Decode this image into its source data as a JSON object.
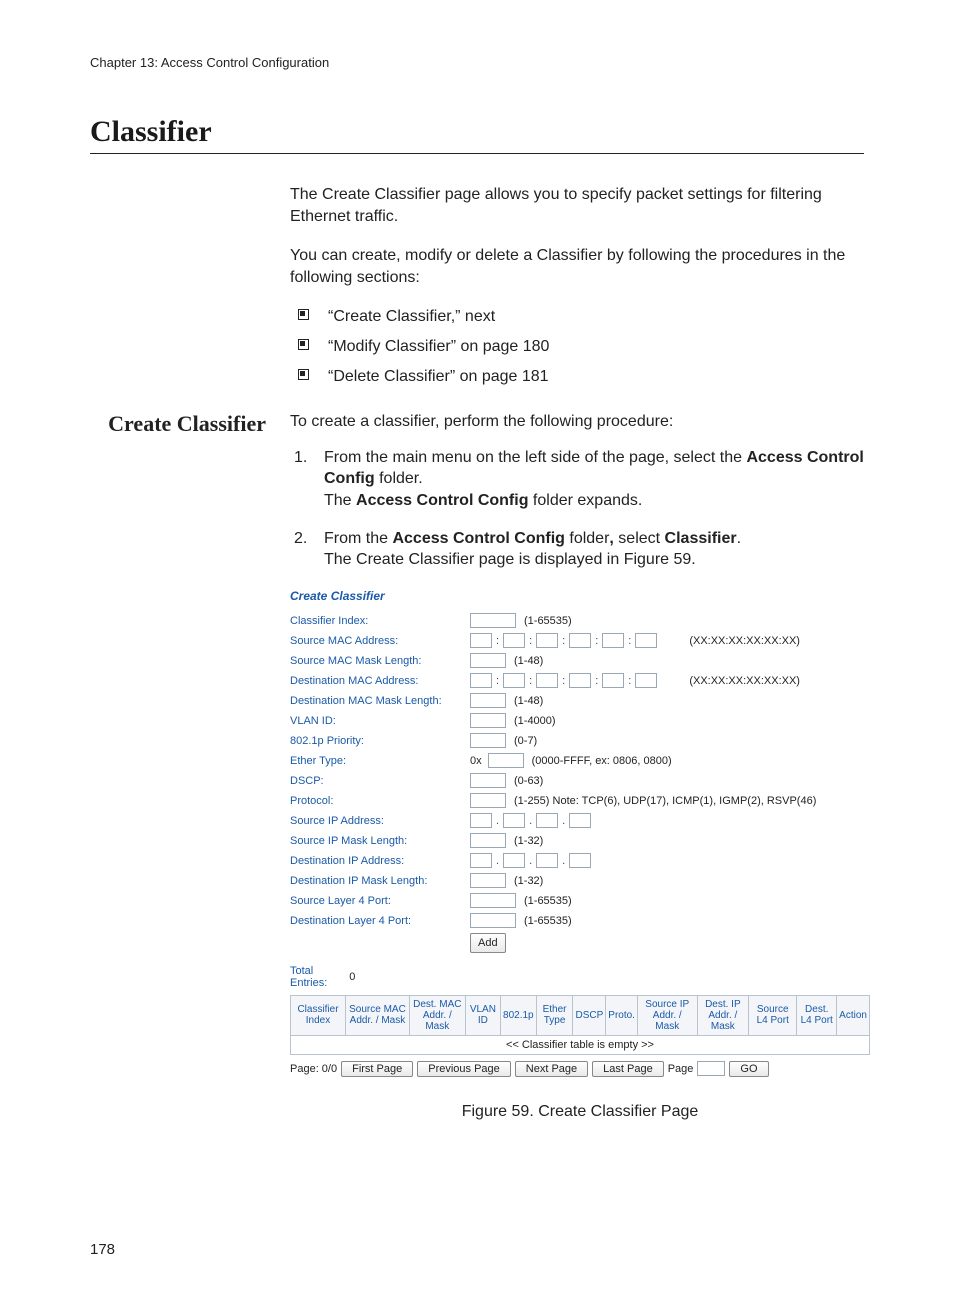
{
  "header": {
    "chapter": "Chapter 13: Access Control Configuration"
  },
  "title": "Classifier",
  "intro": {
    "p1": "The Create Classifier page allows you to specify packet settings for filtering Ethernet traffic.",
    "p2": "You can create, modify or delete a Classifier by following the procedures in the following sections:"
  },
  "links": [
    "“Create Classifier,”  next",
    "“Modify Classifier” on page 180",
    "“Delete Classifier” on page 181"
  ],
  "subsection": {
    "heading": "Create Classifier",
    "lead": "To create a classifier, perform the following procedure:",
    "steps": {
      "s1a": "From the main menu on the left side of the page, select the ",
      "s1b": "Access Control Config",
      "s1c": " folder.",
      "s1d": "The ",
      "s1e": "Access Control Config",
      "s1f": " folder expands.",
      "s2a": "From the ",
      "s2b": "Access Control Config",
      "s2c": " folder",
      "s2d": ",",
      "s2e": " select ",
      "s2f": "Classifier",
      "s2g": ".",
      "s2h": "The Create Classifier page is displayed in Figure 59."
    }
  },
  "screenshot": {
    "title": "Create Classifier",
    "rows": {
      "classifier_index": {
        "label": "Classifier Index:",
        "hint": "(1-65535)"
      },
      "src_mac": {
        "label": "Source MAC Address:",
        "hint": "(XX:XX:XX:XX:XX:XX)"
      },
      "src_mac_mask": {
        "label": "Source MAC Mask Length:",
        "hint": "(1-48)"
      },
      "dst_mac": {
        "label": "Destination MAC Address:",
        "hint": "(XX:XX:XX:XX:XX:XX)"
      },
      "dst_mac_mask": {
        "label": "Destination MAC Mask Length:",
        "hint": "(1-48)"
      },
      "vlan": {
        "label": "VLAN ID:",
        "hint": "(1-4000)"
      },
      "prio": {
        "label": "802.1p Priority:",
        "hint": "(0-7)"
      },
      "ether": {
        "label": "Ether Type:",
        "prefix": "0x",
        "hint": "(0000-FFFF, ex: 0806, 0800)"
      },
      "dscp": {
        "label": "DSCP:",
        "hint": "(0-63)"
      },
      "proto": {
        "label": "Protocol:",
        "hint": "(1-255) Note: TCP(6), UDP(17), ICMP(1), IGMP(2), RSVP(46)"
      },
      "src_ip": {
        "label": "Source IP Address:"
      },
      "src_ip_mask": {
        "label": "Source IP Mask Length:",
        "hint": "(1-32)"
      },
      "dst_ip": {
        "label": "Destination IP Address:"
      },
      "dst_ip_mask": {
        "label": "Destination IP Mask Length:",
        "hint": "(1-32)"
      },
      "src_l4": {
        "label": "Source Layer 4 Port:",
        "hint": "(1-65535)"
      },
      "dst_l4": {
        "label": "Destination Layer 4 Port:",
        "hint": "(1-65535)"
      }
    },
    "add_btn": "Add",
    "total_label": "Total\nEntries:",
    "total_value": "0",
    "table": {
      "headers": [
        "Classifier Index",
        "Source MAC Addr. / Mask",
        "Dest. MAC Addr. / Mask",
        "VLAN ID",
        "802.1p",
        "Ether Type",
        "DSCP",
        "Proto.",
        "Source IP Addr. / Mask",
        "Dest. IP Addr. / Mask",
        "Source L4 Port",
        "Dest. L4 Port",
        "Action"
      ],
      "empty": "<< Classifier table is empty >>"
    },
    "pager": {
      "page_label": "Page: 0/0",
      "first": "First Page",
      "prev": "Previous Page",
      "next": "Next Page",
      "last": "Last Page",
      "page_word": "Page",
      "go": "GO"
    }
  },
  "figure_caption": "Figure 59. Create Classifier Page",
  "page_number": "178"
}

============================================================

## SHORT EXERCISE:
Reproduce the data word for word, excluding its pictures.

## REPLY:
Decode this image into its source data as a JSON object.
{
  "header": {
    "chapter": "Chapter 13: Access Control Configuration"
  },
  "title": "Classifier",
  "intro": {
    "p1": "The Create Classifier page allows you to specify packet settings for filtering Ethernet traffic.",
    "p2": "You can create, modify or delete a Classifier by following the procedures in the following sections:"
  },
  "links": [
    "“Create Classifier,”  next",
    "“Modify Classifier” on page 180",
    "“Delete Classifier” on page 181"
  ],
  "subsection": {
    "heading": "Create Classifier",
    "lead": "To create a classifier, perform the following procedure:",
    "steps": {
      "s1a": "From the main menu on the left side of the page, select the ",
      "s1b": "Access Control Config",
      "s1c": " folder.",
      "s1d": "The ",
      "s1e": "Access Control Config",
      "s1f": " folder expands.",
      "s2a": "From the ",
      "s2b": "Access Control Config",
      "s2c": " folder",
      "s2d": ",",
      "s2e": " select ",
      "s2f": "Classifier",
      "s2g": ".",
      "s2h": "The Create Classifier page is displayed in Figure 59."
    }
  },
  "screenshot": {
    "title": "Create Classifier",
    "rows": {
      "classifier_index": {
        "label": "Classifier Index:",
        "hint": "(1-65535)"
      },
      "src_mac": {
        "label": "Source MAC Address:",
        "hint": "(XX:XX:XX:XX:XX:XX)"
      },
      "src_mac_mask": {
        "label": "Source MAC Mask Length:",
        "hint": "(1-48)"
      },
      "dst_mac": {
        "label": "Destination MAC Address:",
        "hint": "(XX:XX:XX:XX:XX:XX)"
      },
      "dst_mac_mask": {
        "label": "Destination MAC Mask Length:",
        "hint": "(1-48)"
      },
      "vlan": {
        "label": "VLAN ID:",
        "hint": "(1-4000)"
      },
      "prio": {
        "label": "802.1p Priority:",
        "hint": "(0-7)"
      },
      "ether": {
        "label": "Ether Type:",
        "prefix": "0x",
        "hint": "(0000-FFFF, ex: 0806, 0800)"
      },
      "dscp": {
        "label": "DSCP:",
        "hint": "(0-63)"
      },
      "proto": {
        "label": "Protocol:",
        "hint": "(1-255) Note: TCP(6), UDP(17), ICMP(1), IGMP(2), RSVP(46)"
      },
      "src_ip": {
        "label": "Source IP Address:"
      },
      "src_ip_mask": {
        "label": "Source IP Mask Length:",
        "hint": "(1-32)"
      },
      "dst_ip": {
        "label": "Destination IP Address:"
      },
      "dst_ip_mask": {
        "label": "Destination IP Mask Length:",
        "hint": "(1-32)"
      },
      "src_l4": {
        "label": "Source Layer 4 Port:",
        "hint": "(1-65535)"
      },
      "dst_l4": {
        "label": "Destination Layer 4 Port:",
        "hint": "(1-65535)"
      }
    },
    "add_btn": "Add",
    "total_label": "Total\nEntries:",
    "total_value": "0",
    "table": {
      "headers": [
        "Classifier Index",
        "Source MAC Addr. / Mask",
        "Dest. MAC Addr. / Mask",
        "VLAN ID",
        "802.1p",
        "Ether Type",
        "DSCP",
        "Proto.",
        "Source IP Addr. / Mask",
        "Dest. IP Addr. / Mask",
        "Source L4 Port",
        "Dest. L4 Port",
        "Action"
      ],
      "empty": "<< Classifier table is empty >>"
    },
    "pager": {
      "page_label": "Page: 0/0",
      "first": "First Page",
      "prev": "Previous Page",
      "next": "Next Page",
      "last": "Last Page",
      "page_word": "Page",
      "go": "GO"
    }
  },
  "figure_caption": "Figure 59. Create Classifier Page",
  "page_number": "178"
}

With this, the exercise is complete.